◆ **AIM OF THE EXERCISE**
Determine how many lines contain the string "title", then reply with that figure only.

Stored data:
::::
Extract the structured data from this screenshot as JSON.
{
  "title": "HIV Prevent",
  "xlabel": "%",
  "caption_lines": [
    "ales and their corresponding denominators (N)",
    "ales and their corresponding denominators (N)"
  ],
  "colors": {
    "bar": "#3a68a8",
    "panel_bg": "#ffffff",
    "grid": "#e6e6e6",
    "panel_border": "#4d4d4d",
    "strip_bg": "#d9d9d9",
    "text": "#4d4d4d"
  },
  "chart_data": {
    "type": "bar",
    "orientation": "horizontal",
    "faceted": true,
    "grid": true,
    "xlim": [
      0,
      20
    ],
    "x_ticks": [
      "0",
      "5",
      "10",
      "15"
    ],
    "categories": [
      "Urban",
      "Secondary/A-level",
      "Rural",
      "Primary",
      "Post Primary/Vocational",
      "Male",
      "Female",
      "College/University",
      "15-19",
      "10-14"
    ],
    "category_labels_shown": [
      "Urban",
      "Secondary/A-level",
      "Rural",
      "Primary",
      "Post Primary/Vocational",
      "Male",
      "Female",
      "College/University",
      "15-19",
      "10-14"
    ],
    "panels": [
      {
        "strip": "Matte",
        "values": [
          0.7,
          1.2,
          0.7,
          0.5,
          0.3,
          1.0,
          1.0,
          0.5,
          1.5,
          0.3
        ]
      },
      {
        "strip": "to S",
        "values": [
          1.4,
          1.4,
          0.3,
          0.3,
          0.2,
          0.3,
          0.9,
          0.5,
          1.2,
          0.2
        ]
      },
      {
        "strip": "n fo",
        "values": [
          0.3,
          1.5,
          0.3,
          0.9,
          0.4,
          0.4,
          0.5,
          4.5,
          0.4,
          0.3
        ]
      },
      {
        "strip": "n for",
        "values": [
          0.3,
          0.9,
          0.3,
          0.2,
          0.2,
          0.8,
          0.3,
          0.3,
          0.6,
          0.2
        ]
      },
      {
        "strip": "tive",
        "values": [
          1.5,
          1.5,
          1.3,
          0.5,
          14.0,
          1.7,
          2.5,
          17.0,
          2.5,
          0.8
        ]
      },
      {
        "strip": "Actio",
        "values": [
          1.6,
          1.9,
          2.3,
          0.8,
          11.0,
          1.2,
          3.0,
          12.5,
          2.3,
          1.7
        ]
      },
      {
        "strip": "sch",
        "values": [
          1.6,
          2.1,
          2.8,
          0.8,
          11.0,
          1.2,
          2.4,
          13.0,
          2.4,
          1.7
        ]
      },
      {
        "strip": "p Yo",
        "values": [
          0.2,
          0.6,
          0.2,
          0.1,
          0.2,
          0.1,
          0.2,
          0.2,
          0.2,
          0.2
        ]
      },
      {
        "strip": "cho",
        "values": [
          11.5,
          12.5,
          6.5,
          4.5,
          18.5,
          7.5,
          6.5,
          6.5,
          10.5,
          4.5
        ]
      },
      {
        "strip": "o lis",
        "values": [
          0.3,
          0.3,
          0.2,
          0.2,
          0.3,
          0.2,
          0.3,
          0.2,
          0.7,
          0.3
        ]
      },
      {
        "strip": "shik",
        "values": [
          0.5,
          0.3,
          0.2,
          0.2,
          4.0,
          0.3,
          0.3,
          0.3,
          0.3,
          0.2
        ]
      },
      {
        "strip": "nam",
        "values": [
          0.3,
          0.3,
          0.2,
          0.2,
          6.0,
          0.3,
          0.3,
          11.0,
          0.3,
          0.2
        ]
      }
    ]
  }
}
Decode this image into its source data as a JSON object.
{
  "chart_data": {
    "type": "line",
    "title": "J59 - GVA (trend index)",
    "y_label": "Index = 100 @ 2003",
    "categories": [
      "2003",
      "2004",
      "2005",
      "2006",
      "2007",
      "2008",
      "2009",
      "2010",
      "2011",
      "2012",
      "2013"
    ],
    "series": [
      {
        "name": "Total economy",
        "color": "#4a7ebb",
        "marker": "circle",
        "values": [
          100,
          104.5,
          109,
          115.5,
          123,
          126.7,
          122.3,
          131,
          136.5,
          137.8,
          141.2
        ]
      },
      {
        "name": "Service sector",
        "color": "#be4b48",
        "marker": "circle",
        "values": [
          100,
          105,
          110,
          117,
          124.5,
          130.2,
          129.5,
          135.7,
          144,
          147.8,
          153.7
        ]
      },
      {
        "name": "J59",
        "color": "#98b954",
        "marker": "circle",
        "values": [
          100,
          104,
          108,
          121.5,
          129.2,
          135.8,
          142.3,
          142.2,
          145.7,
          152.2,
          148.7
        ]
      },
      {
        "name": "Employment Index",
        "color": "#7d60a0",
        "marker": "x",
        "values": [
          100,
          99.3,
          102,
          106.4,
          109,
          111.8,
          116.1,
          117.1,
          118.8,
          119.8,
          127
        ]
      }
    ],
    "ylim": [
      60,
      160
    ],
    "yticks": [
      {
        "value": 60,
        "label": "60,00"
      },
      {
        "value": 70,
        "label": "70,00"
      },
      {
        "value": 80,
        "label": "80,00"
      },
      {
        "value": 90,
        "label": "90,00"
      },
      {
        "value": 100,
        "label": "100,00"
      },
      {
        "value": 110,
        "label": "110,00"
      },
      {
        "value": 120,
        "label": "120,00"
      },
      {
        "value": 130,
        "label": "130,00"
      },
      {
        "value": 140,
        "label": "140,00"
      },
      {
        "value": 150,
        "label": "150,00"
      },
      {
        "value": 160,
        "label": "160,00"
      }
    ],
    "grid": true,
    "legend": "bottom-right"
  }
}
::::
◆ **RESPONSE TO THIS TASK**
2